Task brief: Each record must be retyped in full. No character may differ.

=== Input data ===

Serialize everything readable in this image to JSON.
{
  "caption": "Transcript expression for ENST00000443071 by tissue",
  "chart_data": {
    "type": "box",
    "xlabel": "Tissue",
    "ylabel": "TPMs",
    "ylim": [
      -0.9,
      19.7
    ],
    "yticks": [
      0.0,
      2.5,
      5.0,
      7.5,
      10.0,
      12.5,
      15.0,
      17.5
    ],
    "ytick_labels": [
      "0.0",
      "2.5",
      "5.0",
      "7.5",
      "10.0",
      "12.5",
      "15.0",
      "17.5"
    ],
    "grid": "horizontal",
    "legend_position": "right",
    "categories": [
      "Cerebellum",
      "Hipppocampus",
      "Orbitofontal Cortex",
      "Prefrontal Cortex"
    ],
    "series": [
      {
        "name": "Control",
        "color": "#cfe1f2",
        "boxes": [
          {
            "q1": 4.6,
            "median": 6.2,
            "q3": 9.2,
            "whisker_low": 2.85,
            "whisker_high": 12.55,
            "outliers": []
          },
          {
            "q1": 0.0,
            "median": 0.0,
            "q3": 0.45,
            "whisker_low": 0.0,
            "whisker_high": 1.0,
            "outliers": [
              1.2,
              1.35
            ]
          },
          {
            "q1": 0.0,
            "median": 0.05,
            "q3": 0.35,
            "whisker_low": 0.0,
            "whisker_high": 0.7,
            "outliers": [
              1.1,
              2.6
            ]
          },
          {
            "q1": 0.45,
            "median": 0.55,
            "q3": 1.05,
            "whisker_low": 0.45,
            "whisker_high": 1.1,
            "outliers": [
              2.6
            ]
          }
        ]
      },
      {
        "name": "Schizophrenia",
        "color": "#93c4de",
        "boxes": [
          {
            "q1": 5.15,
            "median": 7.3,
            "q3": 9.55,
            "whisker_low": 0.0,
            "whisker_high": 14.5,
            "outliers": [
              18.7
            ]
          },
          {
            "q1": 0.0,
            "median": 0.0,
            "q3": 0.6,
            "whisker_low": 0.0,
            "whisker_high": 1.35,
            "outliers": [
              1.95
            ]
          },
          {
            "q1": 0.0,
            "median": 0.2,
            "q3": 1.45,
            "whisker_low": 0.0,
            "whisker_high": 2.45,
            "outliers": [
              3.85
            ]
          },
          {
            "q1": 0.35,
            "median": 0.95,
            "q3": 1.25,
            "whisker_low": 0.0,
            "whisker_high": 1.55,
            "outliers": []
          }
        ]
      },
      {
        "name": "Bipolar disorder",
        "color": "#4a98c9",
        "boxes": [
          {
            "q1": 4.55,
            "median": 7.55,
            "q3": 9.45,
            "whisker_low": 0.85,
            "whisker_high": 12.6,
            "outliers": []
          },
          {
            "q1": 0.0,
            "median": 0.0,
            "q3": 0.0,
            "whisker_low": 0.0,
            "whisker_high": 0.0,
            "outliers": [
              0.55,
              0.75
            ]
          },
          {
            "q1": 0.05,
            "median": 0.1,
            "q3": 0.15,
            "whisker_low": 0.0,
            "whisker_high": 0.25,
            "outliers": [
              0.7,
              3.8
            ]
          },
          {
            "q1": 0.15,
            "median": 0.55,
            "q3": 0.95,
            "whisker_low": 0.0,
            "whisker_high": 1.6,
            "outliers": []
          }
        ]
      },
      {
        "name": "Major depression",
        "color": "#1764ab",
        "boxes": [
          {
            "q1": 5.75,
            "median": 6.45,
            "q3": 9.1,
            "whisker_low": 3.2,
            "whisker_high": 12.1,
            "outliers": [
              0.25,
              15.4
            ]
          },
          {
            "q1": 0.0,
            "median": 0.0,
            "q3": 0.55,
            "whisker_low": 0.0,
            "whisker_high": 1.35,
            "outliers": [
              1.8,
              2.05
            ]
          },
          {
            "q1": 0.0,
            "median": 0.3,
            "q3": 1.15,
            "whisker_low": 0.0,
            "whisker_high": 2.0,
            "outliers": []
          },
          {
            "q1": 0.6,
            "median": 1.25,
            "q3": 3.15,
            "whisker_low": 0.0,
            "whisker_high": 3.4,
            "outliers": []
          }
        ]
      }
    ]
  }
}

===

Exercise output:
Serialize everything readable in this image to JSON.
{
  "caption": "Transcript expression for ENST00000443071 by tissue",
  "chart_data": {
    "type": "box",
    "xlabel": "Tissue",
    "ylabel": "TPMs",
    "ylim": [
      -0.9,
      19.7
    ],
    "yticks": [
      0.0,
      2.5,
      5.0,
      7.5,
      10.0,
      12.5,
      15.0,
      17.5
    ],
    "ytick_labels": [
      "0.0",
      "2.5",
      "5.0",
      "7.5",
      "10.0",
      "12.5",
      "15.0",
      "17.5"
    ],
    "grid": "horizontal",
    "legend_position": "right",
    "categories": [
      "Cerebellum",
      "Hipppocampus",
      "Orbitofontal Cortex",
      "Prefrontal Cortex"
    ],
    "series": [
      {
        "name": "Control",
        "color": "#cfe1f2",
        "boxes": [
          {
            "q1": 4.6,
            "median": 6.2,
            "q3": 9.2,
            "whisker_low": 2.85,
            "whisker_high": 12.55,
            "outliers": []
          },
          {
            "q1": 0.0,
            "median": 0.0,
            "q3": 0.45,
            "whisker_low": 0.0,
            "whisker_high": 1.0,
            "outliers": [
              1.2,
              1.35
            ]
          },
          {
            "q1": 0.0,
            "median": 0.05,
            "q3": 0.35,
            "whisker_low": 0.0,
            "whisker_high": 0.7,
            "outliers": [
              1.1,
              2.6
            ]
          },
          {
            "q1": 0.45,
            "median": 0.55,
            "q3": 1.05,
            "whisker_low": 0.45,
            "whisker_high": 1.1,
            "outliers": [
              2.6
            ]
          }
        ]
      },
      {
        "name": "Schizophrenia",
        "color": "#93c4de",
        "boxes": [
          {
            "q1": 5.15,
            "median": 7.3,
            "q3": 9.55,
            "whisker_low": 0.0,
            "whisker_high": 14.5,
            "outliers": [
              18.7
            ]
          },
          {
            "q1": 0.0,
            "median": 0.0,
            "q3": 0.6,
            "whisker_low": 0.0,
            "whisker_high": 1.35,
            "outliers": [
              1.95
            ]
          },
          {
            "q1": 0.0,
            "median": 0.2,
            "q3": 1.45,
            "whisker_low": 0.0,
            "whisker_high": 2.45,
            "outliers": [
              3.85
            ]
          },
          {
            "q1": 0.35,
            "median": 0.95,
            "q3": 1.25,
            "whisker_low": 0.0,
            "whisker_high": 1.55,
            "outliers": []
          }
        ]
      },
      {
        "name": "Bipolar disorder",
        "color": "#4a98c9",
        "boxes": [
          {
            "q1": 4.55,
            "median": 7.55,
            "q3": 9.45,
            "whisker_low": 0.85,
            "whisker_high": 12.6,
            "outliers": []
          },
          {
            "q1": 0.0,
            "median": 0.0,
            "q3": 0.0,
            "whisker_low": 0.0,
            "whisker_high": 0.0,
            "outliers": [
              0.55,
              0.75
            ]
          },
          {
            "q1": 0.05,
            "median": 0.1,
            "q3": 0.15,
            "whisker_low": 0.0,
            "whisker_high": 0.25,
            "outliers": [
              0.7,
              3.8
            ]
          },
          {
            "q1": 0.15,
            "median": 0.55,
            "q3": 0.95,
            "whisker_low": 0.0,
            "whisker_high": 1.6,
            "outliers": []
          }
        ]
      },
      {
        "name": "Major depression",
        "color": "#1764ab",
        "boxes": [
          {
            "q1": 5.75,
            "median": 6.45,
            "q3": 9.1,
            "whisker_low": 3.2,
            "whisker_high": 12.1,
            "outliers": [
              0.25,
              15.4
            ]
          },
          {
            "q1": 0.0,
            "median": 0.0,
            "q3": 0.55,
            "whisker_low": 0.0,
            "whisker_high": 1.35,
            "outliers": [
              1.8,
              2.05
            ]
          },
          {
            "q1": 0.0,
            "median": 0.3,
            "q3": 1.15,
            "whisker_low": 0.0,
            "whisker_high": 2.0,
            "outliers": []
          },
          {
            "q1": 0.6,
            "median": 1.25,
            "q3": 3.15,
            "whisker_low": 0.0,
            "whisker_high": 3.4,
            "outliers": []
          }
        ]
      }
    ]
  }
}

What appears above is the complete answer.